[START Excerpted passage]
Without the settlement of lawsuit and loss on sale of aircraft in 2012, EBITDA would have been $18.1 million.

 

28
 

 

Our adjusted EBITDA does not include interest expense, income taxes, depreciation, amortization and impairment charges. Because we have borrowed money in order to finance our operations, interest expense is a necessary element of our costs and our ability to generate revenues. Because we use capital assets, depreciation, amortization and impairment charges are also necessary elements of our costs. Also, the payment of income taxes is a necessary element of our operations. Therefore, any measures that exclude these elements have material limitations. To compensate for these limitations, we believe that it is appropriate to consider both net earnings determined under GAAP, as well as adjusted EBITDA, to evaluate our performance. Also, we separately analyze any significant fluctuations in interest expense, depreciation, amortization, impairment charges and income taxes.

 

Discontinued Operations

 

In March 2011, the Company made the decision to sell its Las Vegas location and, in April 2011, sharply reduced its operations in order to eliminate losses as it seeks a buyer for the property. The Company believes that it has done everything possible to make this location viable since its acquisition in 2008 and now believes it is in its shareholders’ best interests not to continue these efforts. The club was shuttered and the landlord took over the property in June 2011. Therefore, this club is recognized as a discontinued operation in the accompanying financial statements and has recognized a loss on the closure of $2.0 million in discontinued operations.

 

 

The Company has plans to sell a portion of the membership interest in the entity that previously operated its Rick’s Cabaret in Austin, Texas.  When the sale is closed, the Company will deconsolidate the subsidiary and carry it as an equity-method investment. Accordingly, the club is recognized as a discontinued operation in the accompanying financial statements.
[END Excerpted passage]
**Short problem A**
Copy the records from the line with "label-cret-sauges: Crêt des" to the line with "parking-marker-north[interactable]: P (774, 536, 826, 616)", including both of those lines.
**Short problem B**
Extend the passage on the company's adjusted EBITDA and discontinued operations, picking up right after its final sentence.
The text and the records have nothing to do with each other.
[START Data rows]
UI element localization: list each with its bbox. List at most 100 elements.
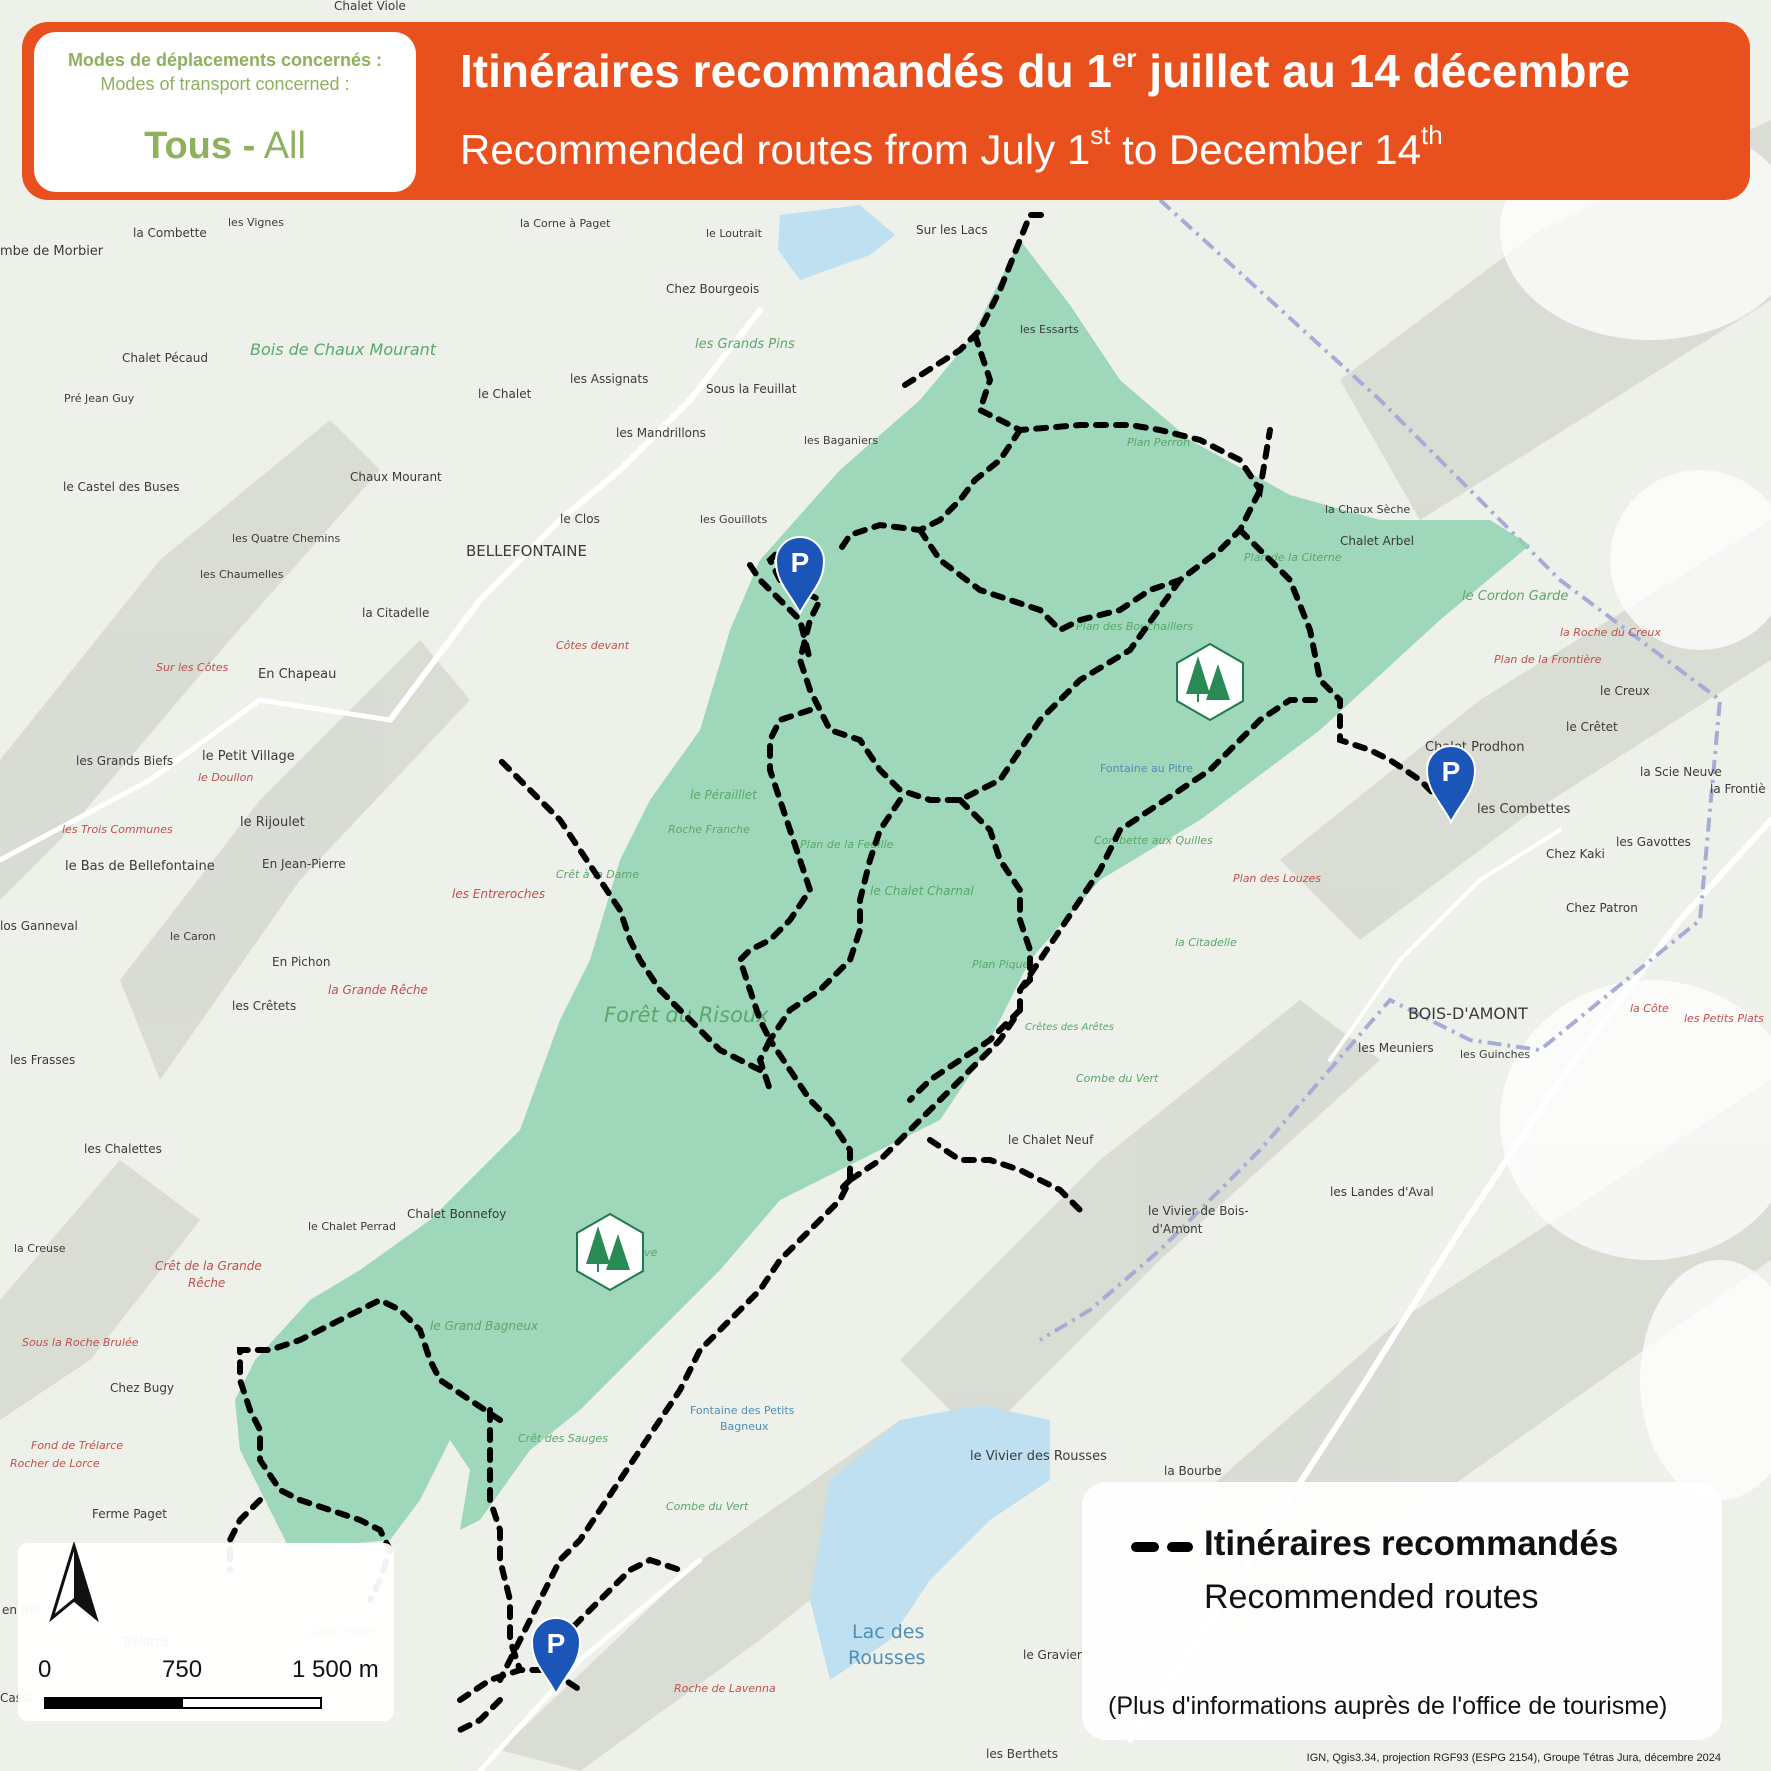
label-cret-sauges: Crêt des Sauges (518, 1432, 608, 1445)
title-en-part2: to December 14 (1110, 126, 1422, 173)
label-grands-pins: les Grands Pins (695, 337, 795, 352)
label-pre-jean-guy: Pré Jean Guy (64, 392, 135, 405)
label-vivier-bois-1: le Vivier de Bois- (1148, 1204, 1249, 1218)
label-fontaine-pitre: Fontaine au Pitre (1100, 762, 1193, 775)
label-plan-piquet: Plan Piquet (972, 958, 1034, 971)
label-la-garde: le Cordon Garde (1462, 589, 1568, 604)
parking-marker-north[interactable]: P (774, 536, 826, 616)
label-la-citadelle: la Citadelle (362, 606, 429, 620)
label-corne-paget: la Corne à Paget (520, 217, 611, 230)
modes-value-en: All (263, 125, 306, 167)
label-plan-perron: Plan Perron (1127, 436, 1190, 449)
label-lac-rousses-2: Rousses (848, 1647, 925, 1669)
north-arrow-icon (49, 1542, 99, 1622)
label-trois-communes: les Trois Communes (62, 823, 173, 836)
label-morbier: mbe de Morbier (0, 244, 104, 259)
legend-info-note: (Plus d'informations auprès de l'office … (1108, 1692, 1668, 1720)
label-plan-frontiere: Plan de la Frontière (1494, 653, 1602, 666)
label-chez-kaki: Chez Kaki (1546, 847, 1605, 861)
route-legend-swatch (1131, 1542, 1193, 1552)
label-combe-du-vert2: Combe du Vert (666, 1500, 749, 1513)
label-le-caron: le Caron (170, 930, 216, 943)
label-bellefontaine: BELLEFONTAINE (466, 542, 587, 560)
parking-marker-label: P (791, 547, 810, 578)
legend-routes-en: Recommended routes (1204, 1578, 1539, 1616)
label-les-meuniers: les Meuniers (1358, 1041, 1434, 1055)
transport-mode-box: Modes de déplacements concernés : Modes … (34, 32, 416, 192)
label-plan-louzes: Plan des Louzes (1233, 872, 1321, 885)
label-fond-trelarce: Fond de Trélarce (31, 1439, 123, 1452)
label-chaux-mourant: Chaux Mourant (350, 470, 442, 484)
title-fr-sup: er (1111, 43, 1137, 73)
title-en-sup2: th (1421, 120, 1443, 150)
roads (0, 307, 1771, 1771)
label-cotes-devant: Côtes devant (556, 639, 630, 652)
label-roche-lavenna: Roche de Lavenna (674, 1682, 776, 1695)
label-sur-les-lacs: Sur les Lacs (916, 223, 988, 237)
label-les-gouillots: les Gouillots (700, 513, 767, 526)
label-la-combette: la Combette (133, 226, 207, 240)
label-sur-les-cotes: Sur les Côtes (156, 661, 229, 674)
label-le-doullon: le Doullon (198, 771, 253, 784)
label-la-chaux-seche: la Chaux Sèche (1325, 503, 1410, 516)
label-la-citadelle2: la Citadelle (1175, 936, 1237, 949)
label-fontaine-petits-2: Bagneux (720, 1420, 769, 1433)
label-plan-bouchaillers: Plan des Bouchaillers (1076, 620, 1193, 633)
label-la-frontiere: la Frontiè (1710, 782, 1766, 796)
label-les-combettes: les Combettes (1477, 802, 1571, 817)
parking-marker-south[interactable]: P (530, 1617, 582, 1697)
label-les-frasses: les Frasses (10, 1053, 75, 1067)
label-bas-bellefontaine: le Bas de Bellefontaine (65, 859, 215, 874)
label-combe-vert: Combe du Vert (1076, 1072, 1159, 1085)
label-le-clos: le Clos (560, 512, 600, 526)
label-le-creux: le Creux (1600, 684, 1650, 698)
label-foret-risoux: Forêt du Risoux (604, 1003, 769, 1027)
label-le-perailllet: le Pérailllet (690, 788, 758, 802)
forest-tree-icon (1176, 642, 1244, 722)
label-castel-buses: le Castel des Buses (63, 480, 180, 494)
label-bois-chaux: Bois de Chaux Mourant (250, 340, 437, 359)
label-cret-grande-reche-1: Crêt de la Grande (155, 1259, 262, 1273)
label-cret-grande-reche-2: Rêche (188, 1276, 225, 1290)
title-english: Recommended routes from July 1st to Dece… (460, 122, 1443, 174)
label-roche-du-creux: la Roche du Creux (1560, 626, 1661, 639)
national-border (1038, 198, 1723, 1342)
title-en-part1: Recommended routes from July 1 (460, 126, 1091, 173)
title-fr-part1: Itinéraires recommandés du 1 (460, 45, 1112, 97)
label-la-bourbe: la Bourbe (1164, 1464, 1222, 1478)
label-roche-franche: Roche Franche (668, 823, 750, 836)
label-combette-quilles: Combette aux Quilles (1094, 834, 1213, 847)
route-southwest-loop (237, 1296, 503, 1603)
label-les-baganiers: les Baganiers (804, 434, 878, 447)
label-quatre-chemins: les Quatre Chemins (232, 532, 340, 545)
label-en-pichon: En Pichon (272, 955, 330, 969)
label-les-berthets: les Berthets (986, 1747, 1058, 1761)
label-bois-damont: BOIS-D'AMONT (1408, 1004, 1528, 1023)
title-french: Itinéraires recommandés du 1er juillet a… (460, 44, 1630, 98)
modes-value-fr: Tous - (144, 125, 256, 167)
label-vivier-bois-2: d'Amont (1152, 1222, 1203, 1236)
lake-north (778, 205, 895, 280)
label-grande-reche: la Grande Rêche (328, 983, 428, 997)
lake-des-rousses (810, 1405, 1050, 1680)
label-grands-biefs: les Grands Biefs (76, 754, 173, 768)
modes-value: Tous - All (34, 125, 416, 168)
label-sous-la-feuillat: Sous la Feuillat (706, 382, 797, 396)
label-les-mandrillons: les Mandrillons (616, 426, 706, 440)
label-sous-roche-brulee: Sous la Roche Brulée (22, 1336, 139, 1349)
title-en-sup1: st (1090, 120, 1111, 150)
map-legend: Itinéraires recommandés Recommended rout… (1082, 1482, 1722, 1740)
parking-marker-east[interactable]: P (1425, 745, 1477, 825)
label-chalet-charnal: le Chalet Charnal (870, 884, 974, 898)
title-fr-part2: juillet au 14 décembre (1136, 45, 1630, 97)
label-vivier-rousses: le Vivier des Rousses (970, 1449, 1107, 1464)
label-petit-village: le Petit Village (202, 749, 295, 764)
forest-protection-zone (235, 240, 1530, 1550)
label-chez-bugy: Chez Bugy (110, 1381, 174, 1395)
label-les-assignats: les Assignats (570, 372, 648, 386)
forest-tree-icon (576, 1212, 644, 1292)
label-la-creuse: la Creuse (14, 1242, 66, 1255)
parking-marker-label: P (1442, 756, 1461, 787)
label-les-gavottes: les Gavottes (1616, 835, 1691, 849)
[END Data rows]
**Final result A**
label-cret-sauges: Crêt des Sauges (518, 1432, 608, 1445)
title-en-part2: to December 14 (1110, 126, 1422, 173)
label-grands-pins: les Grands Pins (695, 337, 795, 352)
label-pre-jean-guy: Pré Jean Guy (64, 392, 135, 405)
label-vivier-bois-1: le Vivier de Bois- (1148, 1204, 1249, 1218)
label-fontaine-pitre: Fontaine au Pitre (1100, 762, 1193, 775)
label-plan-piquet: Plan Piquet (972, 958, 1034, 971)
label-la-garde: le Cordon Garde (1462, 589, 1568, 604)
parking-marker-north[interactable]: P (774, 536, 826, 616)

**Final result B**
 

Following is summarized information regarding these discontinued operations:

 

   Quarter Ended June 30, 
(in thousands)  2012   2011 
Loss from discontinued operations  $(32)   (247)
Loss on disposition  $-    (2,197)
Income tax - discontinued operations   10    856 
Total loss from discontinued operations, net of tax  $(22)  $(1,588)

 

   Nine Months Ended June 30, 
(in thousands)  2012   2011 
Loss from discontinued operations  $(239)   (1,104)
Loss on disposition  $-    (2,249)
Income tax - discontinued operations   84    1,174 
Total loss from discontinued operations, net of tax  $(155)  $(2,179)

 

Major classes of assets and liabilities included as assets and liabilities of discontinued operations as of:

 

   June 30,   September 30, 
(in thousands)  2012   2011 
Current assets  $27   $33 
Property and equipment   49    76 
Other assets   2    3 
Current liabilities   (119)   (144)
Long-term liabilities   (33)   (33)
Net assets (liabilities)  $(74)  $(65)

 

29
 

 

LIQUIDITY AND CAPITAL RESOURCES

 

Working Capital and Cash Flows

 

At June 30, 2012, we had working capital deficit of approximately $1.8 million compared to working capital of approximately $2.0 million at September 30, 2011. The decrease is principally due to the purchase of 2 nightclubs and the real estate of another club aggregating $8.7 million during the nine months, payments on long-term debt and purchase of put options and related derivatives during the period.

 

Net cash provided by operating activities was $14.1 million and $13.8 for the nine months ended June 30, 2012 and 2011, respectively.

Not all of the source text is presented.